_Prompt_: Will you write out the data exactly, excluding every picture?

_Records to process_:
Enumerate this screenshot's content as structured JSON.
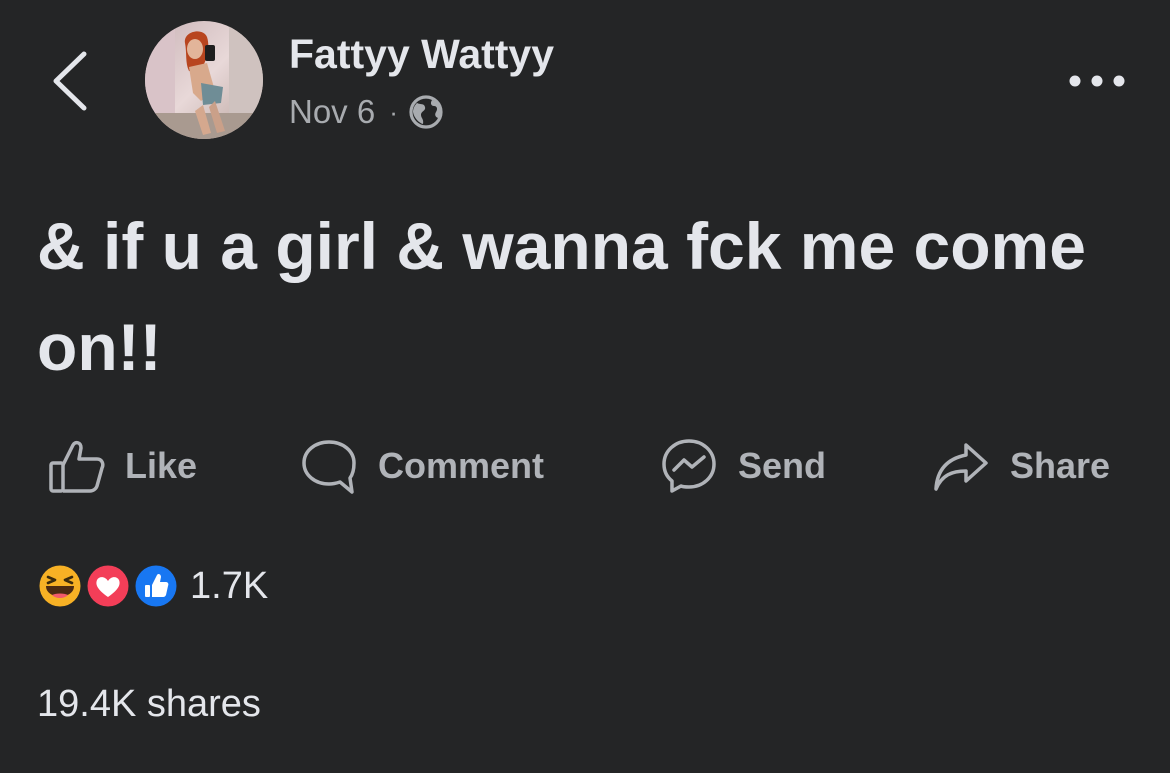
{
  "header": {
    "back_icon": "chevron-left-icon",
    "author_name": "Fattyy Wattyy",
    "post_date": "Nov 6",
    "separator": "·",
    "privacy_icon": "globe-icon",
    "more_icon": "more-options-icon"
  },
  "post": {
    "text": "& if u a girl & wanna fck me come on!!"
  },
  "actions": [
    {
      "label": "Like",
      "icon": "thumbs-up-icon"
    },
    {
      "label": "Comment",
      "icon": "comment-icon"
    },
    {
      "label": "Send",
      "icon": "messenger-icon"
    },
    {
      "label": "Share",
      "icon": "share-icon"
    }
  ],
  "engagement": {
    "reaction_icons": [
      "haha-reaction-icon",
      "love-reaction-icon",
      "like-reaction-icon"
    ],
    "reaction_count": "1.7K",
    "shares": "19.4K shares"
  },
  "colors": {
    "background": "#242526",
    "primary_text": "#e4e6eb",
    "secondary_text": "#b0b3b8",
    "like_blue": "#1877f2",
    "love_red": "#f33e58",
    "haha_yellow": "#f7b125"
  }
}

_Response_:
Enumerate this screenshot's content as structured JSON.
{
  "header": {
    "back_icon": "chevron-left-icon",
    "author_name": "Fattyy Wattyy",
    "post_date": "Nov 6",
    "separator": "·",
    "privacy_icon": "globe-icon",
    "more_icon": "more-options-icon"
  },
  "post": {
    "text": "& if u a girl & wanna fck me come on!!"
  },
  "actions": [
    {
      "label": "Like",
      "icon": "thumbs-up-icon"
    },
    {
      "label": "Comment",
      "icon": "comment-icon"
    },
    {
      "label": "Send",
      "icon": "messenger-icon"
    },
    {
      "label": "Share",
      "icon": "share-icon"
    }
  ],
  "engagement": {
    "reaction_icons": [
      "haha-reaction-icon",
      "love-reaction-icon",
      "like-reaction-icon"
    ],
    "reaction_count": "1.7K",
    "shares": "19.4K shares"
  },
  "colors": {
    "background": "#242526",
    "primary_text": "#e4e6eb",
    "secondary_text": "#b0b3b8",
    "like_blue": "#1877f2",
    "love_red": "#f33e58",
    "haha_yellow": "#f7b125"
  }
}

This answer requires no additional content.